→ Exercise
Go through the data below and copy it exactly, skipping every picture.

→ Supplied records
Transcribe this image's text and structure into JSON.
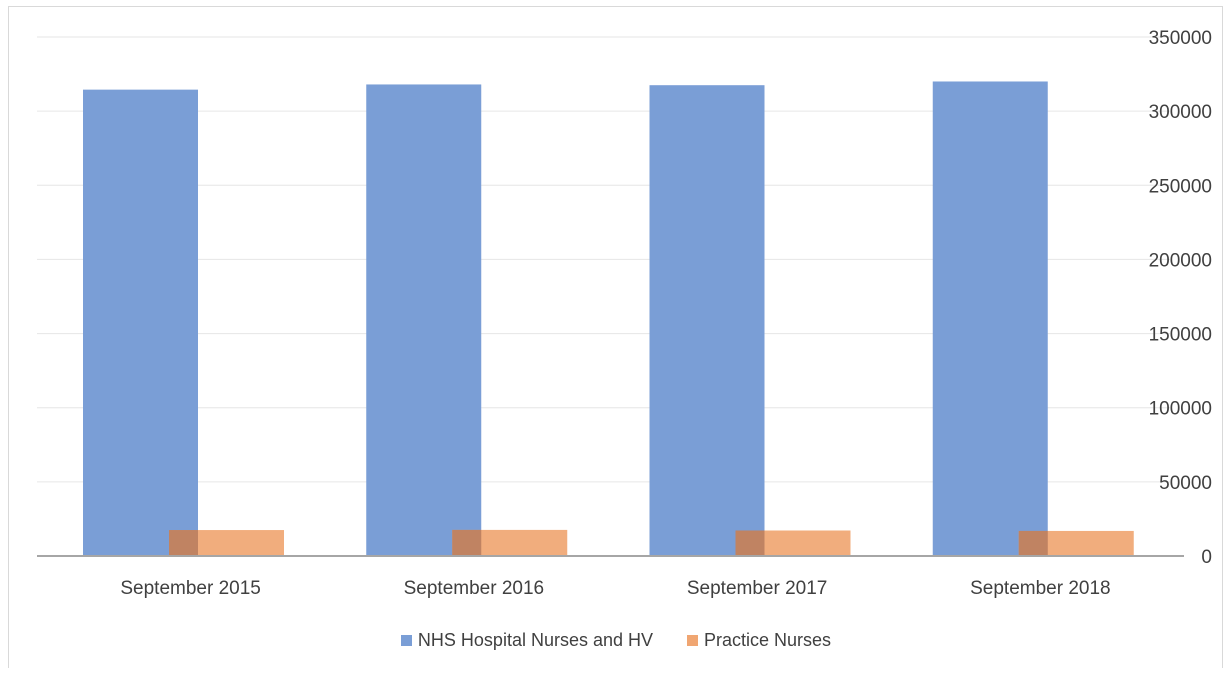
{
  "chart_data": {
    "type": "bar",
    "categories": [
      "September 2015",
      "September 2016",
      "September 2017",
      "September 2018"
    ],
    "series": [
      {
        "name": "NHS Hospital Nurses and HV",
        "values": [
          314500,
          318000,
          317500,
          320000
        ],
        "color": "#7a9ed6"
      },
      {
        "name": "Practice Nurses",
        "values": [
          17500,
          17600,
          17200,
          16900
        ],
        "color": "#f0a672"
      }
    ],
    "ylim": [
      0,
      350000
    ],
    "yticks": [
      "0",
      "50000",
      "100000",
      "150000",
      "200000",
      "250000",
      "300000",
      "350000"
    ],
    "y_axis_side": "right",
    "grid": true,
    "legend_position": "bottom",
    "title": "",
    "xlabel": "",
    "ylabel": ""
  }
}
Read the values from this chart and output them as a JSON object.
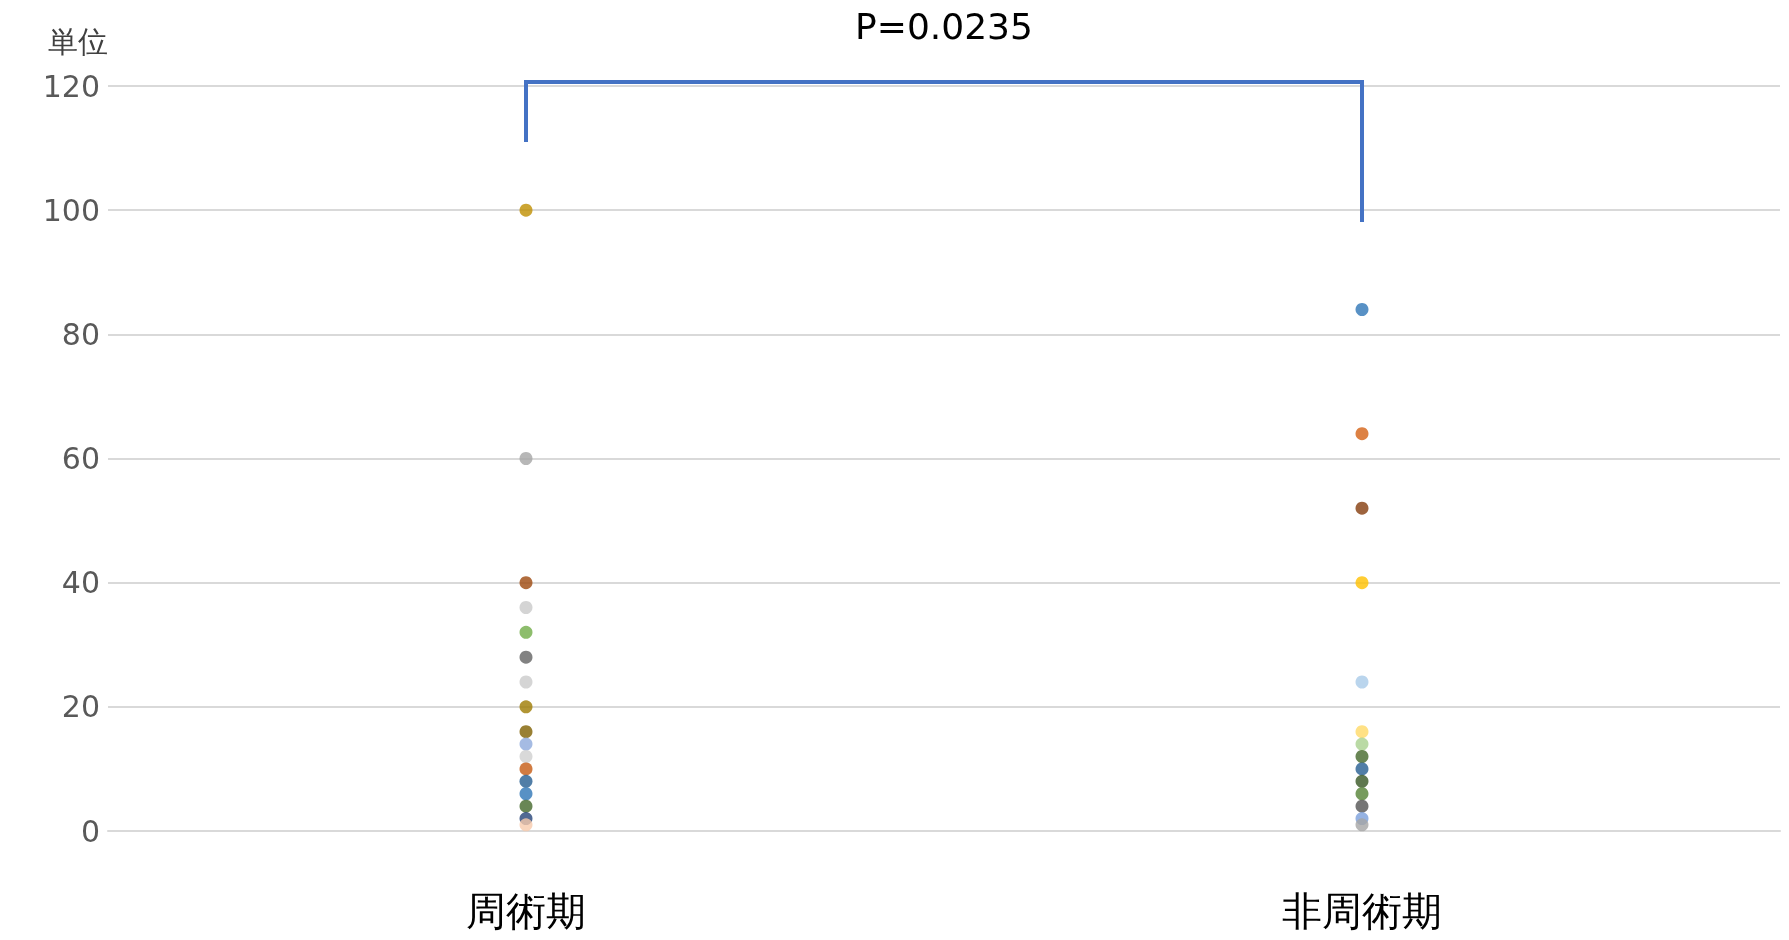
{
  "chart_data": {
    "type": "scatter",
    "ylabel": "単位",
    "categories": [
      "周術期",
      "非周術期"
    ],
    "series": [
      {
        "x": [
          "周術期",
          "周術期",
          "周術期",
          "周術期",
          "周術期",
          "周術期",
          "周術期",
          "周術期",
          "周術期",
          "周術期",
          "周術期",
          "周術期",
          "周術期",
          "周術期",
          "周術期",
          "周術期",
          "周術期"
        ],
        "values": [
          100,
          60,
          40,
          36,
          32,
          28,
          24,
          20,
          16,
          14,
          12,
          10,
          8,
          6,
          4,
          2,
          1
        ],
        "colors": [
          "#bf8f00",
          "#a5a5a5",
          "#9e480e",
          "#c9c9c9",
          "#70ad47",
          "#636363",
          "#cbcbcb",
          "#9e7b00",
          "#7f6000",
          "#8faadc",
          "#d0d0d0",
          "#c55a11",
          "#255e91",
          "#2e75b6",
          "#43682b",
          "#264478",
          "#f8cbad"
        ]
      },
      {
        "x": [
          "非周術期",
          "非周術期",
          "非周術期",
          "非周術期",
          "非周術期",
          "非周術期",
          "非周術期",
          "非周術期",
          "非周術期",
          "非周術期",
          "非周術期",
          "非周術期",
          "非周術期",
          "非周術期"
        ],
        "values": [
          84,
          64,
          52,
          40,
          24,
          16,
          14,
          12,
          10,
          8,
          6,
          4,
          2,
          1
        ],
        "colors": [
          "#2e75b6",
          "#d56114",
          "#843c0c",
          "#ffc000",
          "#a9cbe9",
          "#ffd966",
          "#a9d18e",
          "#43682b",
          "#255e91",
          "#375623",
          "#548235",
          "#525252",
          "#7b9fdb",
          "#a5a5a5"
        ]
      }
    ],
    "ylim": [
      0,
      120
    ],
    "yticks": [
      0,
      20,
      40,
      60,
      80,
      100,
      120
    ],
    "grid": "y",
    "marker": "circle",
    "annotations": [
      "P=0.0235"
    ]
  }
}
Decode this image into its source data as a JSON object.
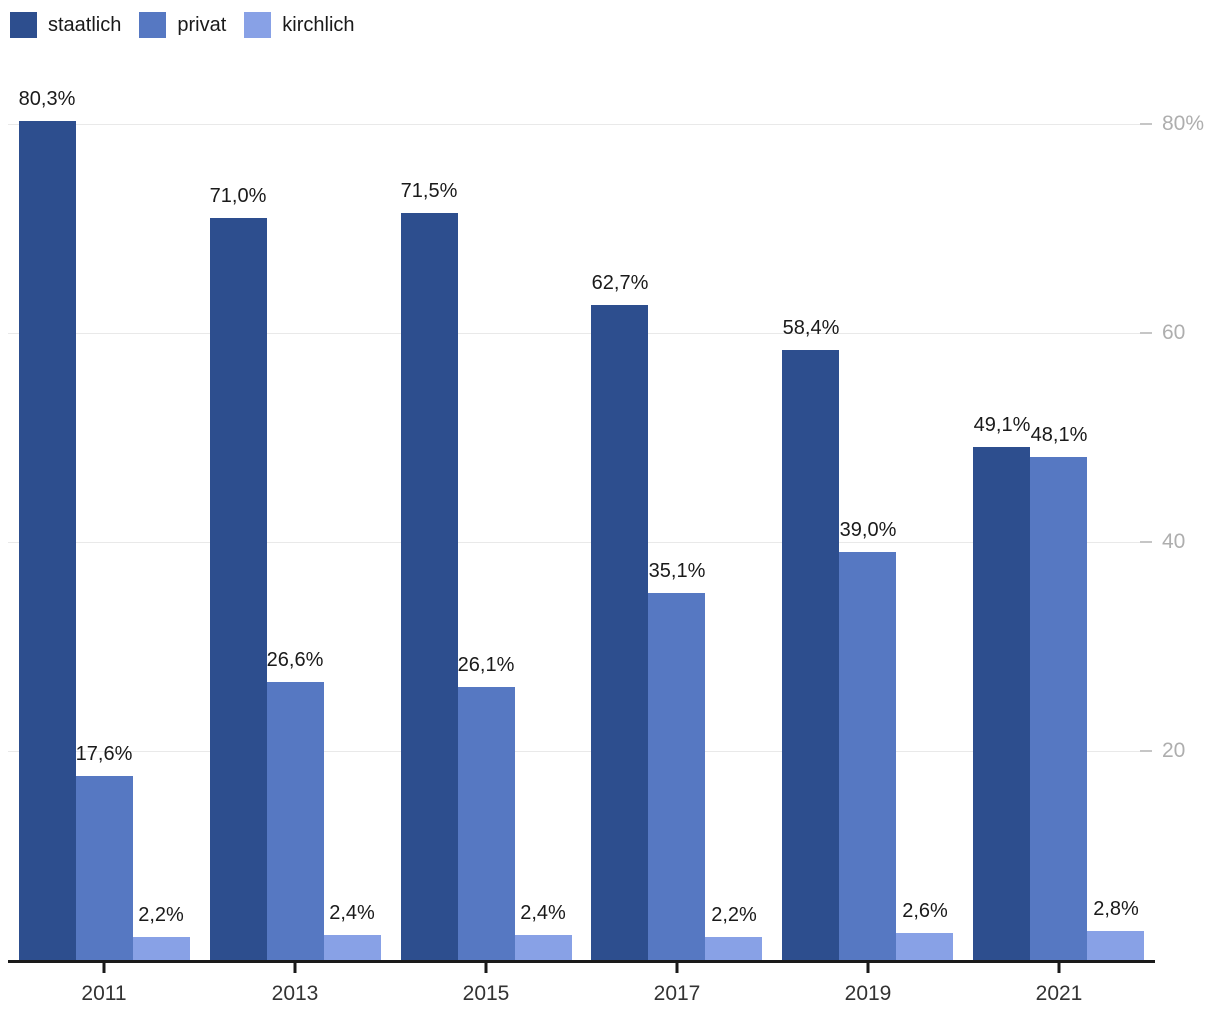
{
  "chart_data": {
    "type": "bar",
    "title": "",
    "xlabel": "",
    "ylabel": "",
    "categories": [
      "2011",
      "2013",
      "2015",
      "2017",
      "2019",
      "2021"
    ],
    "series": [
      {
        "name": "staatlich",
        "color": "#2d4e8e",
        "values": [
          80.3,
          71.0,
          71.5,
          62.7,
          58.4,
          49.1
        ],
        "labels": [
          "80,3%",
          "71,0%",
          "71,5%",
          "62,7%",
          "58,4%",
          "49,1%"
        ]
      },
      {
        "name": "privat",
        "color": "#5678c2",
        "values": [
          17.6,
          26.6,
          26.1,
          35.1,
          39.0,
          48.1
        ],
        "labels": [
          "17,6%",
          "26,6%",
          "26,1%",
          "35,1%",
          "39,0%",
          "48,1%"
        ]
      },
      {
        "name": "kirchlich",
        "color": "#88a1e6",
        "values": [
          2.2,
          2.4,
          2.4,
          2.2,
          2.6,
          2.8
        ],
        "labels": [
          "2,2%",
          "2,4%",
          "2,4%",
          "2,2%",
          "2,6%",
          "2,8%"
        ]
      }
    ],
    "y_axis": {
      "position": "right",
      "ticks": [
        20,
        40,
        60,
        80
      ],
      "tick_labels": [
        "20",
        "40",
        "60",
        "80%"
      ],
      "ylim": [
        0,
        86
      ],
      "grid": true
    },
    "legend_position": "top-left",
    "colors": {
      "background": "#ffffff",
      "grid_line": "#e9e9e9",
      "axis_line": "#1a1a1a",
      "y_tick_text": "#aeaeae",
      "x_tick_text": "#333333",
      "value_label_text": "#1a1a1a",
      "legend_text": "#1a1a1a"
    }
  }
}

→ Solution for this task
Transcribe this image's text and structure into JSON.
{
  "chart_data": {
    "type": "bar",
    "categories": [
      "September 2015",
      "September 2016",
      "September 2017",
      "September 2018"
    ],
    "series": [
      {
        "name": "NHS Hospital Nurses and HV",
        "values": [
          314500,
          318000,
          317500,
          320000
        ],
        "color": "#7a9ed6"
      },
      {
        "name": "Practice Nurses",
        "values": [
          17500,
          17600,
          17200,
          16900
        ],
        "color": "#f0a672"
      }
    ],
    "ylim": [
      0,
      350000
    ],
    "yticks": [
      "0",
      "50000",
      "100000",
      "150000",
      "200000",
      "250000",
      "300000",
      "350000"
    ],
    "y_axis_side": "right",
    "grid": true,
    "legend_position": "bottom",
    "title": "",
    "xlabel": "",
    "ylabel": ""
  }
}
Read the values from this chart and output them as a JSON object.
{
  "chart_data": {
    "type": "scatter",
    "ylabel": "単位",
    "categories": [
      "周術期",
      "非周術期"
    ],
    "series": [
      {
        "x": [
          "周術期",
          "周術期",
          "周術期",
          "周術期",
          "周術期",
          "周術期",
          "周術期",
          "周術期",
          "周術期",
          "周術期",
          "周術期",
          "周術期",
          "周術期",
          "周術期",
          "周術期",
          "周術期",
          "周術期"
        ],
        "values": [
          100,
          60,
          40,
          36,
          32,
          28,
          24,
          20,
          16,
          14,
          12,
          10,
          8,
          6,
          4,
          2,
          1
        ],
        "colors": [
          "#bf8f00",
          "#a5a5a5",
          "#9e480e",
          "#c9c9c9",
          "#70ad47",
          "#636363",
          "#cbcbcb",
          "#9e7b00",
          "#7f6000",
          "#8faadc",
          "#d0d0d0",
          "#c55a11",
          "#255e91",
          "#2e75b6",
          "#43682b",
          "#264478",
          "#f8cbad"
        ]
      },
      {
        "x": [
          "非周術期",
          "非周術期",
          "非周術期",
          "非周術期",
          "非周術期",
          "非周術期",
          "非周術期",
          "非周術期",
          "非周術期",
          "非周術期",
          "非周術期",
          "非周術期",
          "非周術期",
          "非周術期"
        ],
        "values": [
          84,
          64,
          52,
          40,
          24,
          16,
          14,
          12,
          10,
          8,
          6,
          4,
          2,
          1
        ],
        "colors": [
          "#2e75b6",
          "#d56114",
          "#843c0c",
          "#ffc000",
          "#a9cbe9",
          "#ffd966",
          "#a9d18e",
          "#43682b",
          "#255e91",
          "#375623",
          "#548235",
          "#525252",
          "#7b9fdb",
          "#a5a5a5"
        ]
      }
    ],
    "ylim": [
      0,
      120
    ],
    "yticks": [
      0,
      20,
      40,
      60,
      80,
      100,
      120
    ],
    "grid": "y",
    "marker": "circle",
    "annotations": [
      "P=0.0235"
    ]
  }
}
Decode this image into its source data as a JSON object.
{
  "chart_data": {
    "type": "bar",
    "title": "",
    "xlabel": "",
    "ylabel": "",
    "categories": [
      "2011",
      "2013",
      "2015",
      "2017",
      "2019",
      "2021"
    ],
    "series": [
      {
        "name": "staatlich",
        "color": "#2d4e8e",
        "values": [
          80.3,
          71.0,
          71.5,
          62.7,
          58.4,
          49.1
        ],
        "labels": [
          "80,3%",
          "71,0%",
          "71,5%",
          "62,7%",
          "58,4%",
          "49,1%"
        ]
      },
      {
        "name": "privat",
        "color": "#5678c2",
        "values": [
          17.6,
          26.6,
          26.1,
          35.1,
          39.0,
          48.1
        ],
        "labels": [
          "17,6%",
          "26,6%",
          "26,1%",
          "35,1%",
          "39,0%",
          "48,1%"
        ]
      },
      {
        "name": "kirchlich",
        "color": "#88a1e6",
        "values": [
          2.2,
          2.4,
          2.4,
          2.2,
          2.6,
          2.8
        ],
        "labels": [
          "2,2%",
          "2,4%",
          "2,4%",
          "2,2%",
          "2,6%",
          "2,8%"
        ]
      }
    ],
    "y_axis": {
      "position": "right",
      "ticks": [
        20,
        40,
        60,
        80
      ],
      "tick_labels": [
        "20",
        "40",
        "60",
        "80%"
      ],
      "ylim": [
        0,
        86
      ],
      "grid": true
    },
    "legend_position": "top-left",
    "colors": {
      "background": "#ffffff",
      "grid_line": "#e9e9e9",
      "axis_line": "#1a1a1a",
      "y_tick_text": "#aeaeae",
      "x_tick_text": "#333333",
      "value_label_text": "#1a1a1a",
      "legend_text": "#1a1a1a"
    }
  }
}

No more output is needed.